* Exercise
Rewrite the items from the first one through the line containing "create-mtls-rule-button[interactable]: Create mTLS", replacing "Firewall rules" with "Security rules" and leaving everything else unchanged.

* Given records

* * *

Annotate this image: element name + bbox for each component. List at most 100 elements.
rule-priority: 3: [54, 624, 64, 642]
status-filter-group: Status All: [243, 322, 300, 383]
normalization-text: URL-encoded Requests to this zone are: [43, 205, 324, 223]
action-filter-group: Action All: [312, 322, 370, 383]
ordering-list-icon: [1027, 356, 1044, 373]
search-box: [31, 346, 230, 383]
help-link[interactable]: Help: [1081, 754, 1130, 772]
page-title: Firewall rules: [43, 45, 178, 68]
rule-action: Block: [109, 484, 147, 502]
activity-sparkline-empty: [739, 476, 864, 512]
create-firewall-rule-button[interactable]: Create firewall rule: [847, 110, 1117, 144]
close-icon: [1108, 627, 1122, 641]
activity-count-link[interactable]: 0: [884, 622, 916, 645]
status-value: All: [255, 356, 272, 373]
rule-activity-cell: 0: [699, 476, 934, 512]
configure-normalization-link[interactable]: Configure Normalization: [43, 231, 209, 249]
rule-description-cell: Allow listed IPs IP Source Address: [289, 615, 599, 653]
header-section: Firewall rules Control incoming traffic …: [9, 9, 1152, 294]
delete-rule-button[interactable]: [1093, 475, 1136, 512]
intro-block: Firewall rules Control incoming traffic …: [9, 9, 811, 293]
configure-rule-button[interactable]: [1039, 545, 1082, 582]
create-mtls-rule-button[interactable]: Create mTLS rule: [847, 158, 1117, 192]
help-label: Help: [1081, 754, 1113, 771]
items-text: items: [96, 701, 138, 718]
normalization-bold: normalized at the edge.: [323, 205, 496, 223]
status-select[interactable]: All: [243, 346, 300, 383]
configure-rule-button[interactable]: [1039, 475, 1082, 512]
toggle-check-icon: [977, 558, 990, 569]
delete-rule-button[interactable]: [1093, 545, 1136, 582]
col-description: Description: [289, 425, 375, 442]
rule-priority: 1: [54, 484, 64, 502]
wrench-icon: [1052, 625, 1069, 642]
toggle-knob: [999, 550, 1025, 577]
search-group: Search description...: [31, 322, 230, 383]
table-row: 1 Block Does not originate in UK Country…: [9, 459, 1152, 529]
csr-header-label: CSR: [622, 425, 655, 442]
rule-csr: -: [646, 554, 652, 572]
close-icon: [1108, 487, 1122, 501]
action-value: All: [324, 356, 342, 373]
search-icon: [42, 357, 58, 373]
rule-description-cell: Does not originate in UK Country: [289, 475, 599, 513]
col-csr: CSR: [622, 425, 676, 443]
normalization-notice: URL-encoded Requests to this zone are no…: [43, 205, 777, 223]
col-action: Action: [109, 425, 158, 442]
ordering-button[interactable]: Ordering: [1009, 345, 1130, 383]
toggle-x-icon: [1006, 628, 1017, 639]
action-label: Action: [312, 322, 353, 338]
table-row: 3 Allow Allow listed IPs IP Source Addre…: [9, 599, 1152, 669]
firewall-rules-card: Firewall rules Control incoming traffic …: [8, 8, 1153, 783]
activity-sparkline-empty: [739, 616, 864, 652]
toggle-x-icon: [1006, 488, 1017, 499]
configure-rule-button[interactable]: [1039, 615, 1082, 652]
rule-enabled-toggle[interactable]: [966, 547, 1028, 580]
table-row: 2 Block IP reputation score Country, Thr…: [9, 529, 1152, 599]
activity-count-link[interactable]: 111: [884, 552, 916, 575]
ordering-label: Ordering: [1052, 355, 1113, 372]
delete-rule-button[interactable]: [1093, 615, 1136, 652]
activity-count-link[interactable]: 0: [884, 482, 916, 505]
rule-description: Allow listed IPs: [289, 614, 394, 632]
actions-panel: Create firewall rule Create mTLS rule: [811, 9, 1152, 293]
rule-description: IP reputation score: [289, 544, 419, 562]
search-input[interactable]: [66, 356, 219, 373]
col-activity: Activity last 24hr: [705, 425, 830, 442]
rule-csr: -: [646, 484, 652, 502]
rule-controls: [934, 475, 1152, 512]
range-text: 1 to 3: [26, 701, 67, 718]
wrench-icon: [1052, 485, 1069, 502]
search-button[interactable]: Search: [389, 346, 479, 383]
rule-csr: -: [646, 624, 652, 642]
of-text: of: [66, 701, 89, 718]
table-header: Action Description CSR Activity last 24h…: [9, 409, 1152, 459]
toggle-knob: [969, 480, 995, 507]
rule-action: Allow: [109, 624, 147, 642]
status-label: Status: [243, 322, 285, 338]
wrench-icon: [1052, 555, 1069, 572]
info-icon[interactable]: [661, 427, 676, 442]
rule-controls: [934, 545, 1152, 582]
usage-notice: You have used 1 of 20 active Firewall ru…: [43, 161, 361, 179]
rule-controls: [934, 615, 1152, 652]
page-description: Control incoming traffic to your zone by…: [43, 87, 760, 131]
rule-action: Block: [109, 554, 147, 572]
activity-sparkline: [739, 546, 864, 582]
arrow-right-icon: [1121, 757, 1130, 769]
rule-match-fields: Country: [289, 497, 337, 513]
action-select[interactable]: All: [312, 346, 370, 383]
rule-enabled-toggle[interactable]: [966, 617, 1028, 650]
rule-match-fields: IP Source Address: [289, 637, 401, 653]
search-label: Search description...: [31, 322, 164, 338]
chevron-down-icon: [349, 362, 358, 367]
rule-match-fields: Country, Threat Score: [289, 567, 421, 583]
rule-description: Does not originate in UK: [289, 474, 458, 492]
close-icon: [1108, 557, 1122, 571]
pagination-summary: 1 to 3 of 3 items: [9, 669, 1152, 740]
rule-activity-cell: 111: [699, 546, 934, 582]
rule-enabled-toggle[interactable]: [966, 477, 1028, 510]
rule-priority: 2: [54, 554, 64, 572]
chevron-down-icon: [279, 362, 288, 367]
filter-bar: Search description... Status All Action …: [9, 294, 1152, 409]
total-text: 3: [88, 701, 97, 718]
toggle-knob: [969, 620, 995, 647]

* * *

* Output of the exercise
Annotate this image: element name + bbox for each component. List at most 100 elements.
rule-priority: 3: [54, 624, 64, 642]
status-filter-group: Status All: [243, 322, 300, 383]
normalization-text: URL-encoded Requests to this zone are: [43, 205, 324, 223]
action-filter-group: Action All: [312, 322, 370, 383]
ordering-list-icon: [1027, 356, 1044, 373]
search-box: [31, 346, 230, 383]
help-link[interactable]: Help: [1081, 754, 1130, 772]
page-title: Security rules: [43, 45, 178, 68]
rule-action: Block: [109, 484, 147, 502]
activity-sparkline-empty: [739, 476, 864, 512]
create-firewall-rule-button[interactable]: Create firewall rule: [847, 110, 1117, 144]
close-icon: [1108, 627, 1122, 641]
activity-count-link[interactable]: 0: [884, 622, 916, 645]
status-value: All: [255, 356, 272, 373]
rule-activity-cell: 0: [699, 476, 934, 512]
configure-normalization-link[interactable]: Configure Normalization: [43, 231, 209, 249]
rule-description-cell: Allow listed IPs IP Source Address: [289, 615, 599, 653]
header-section: Security rules Control incoming traffic …: [9, 9, 1152, 294]
delete-rule-button[interactable]: [1093, 475, 1136, 512]
intro-block: Security rules Control incoming traffic …: [9, 9, 811, 293]
configure-rule-button[interactable]: [1039, 545, 1082, 582]
create-mtls-rule-button[interactable]: Create mTLS rule: [847, 158, 1117, 192]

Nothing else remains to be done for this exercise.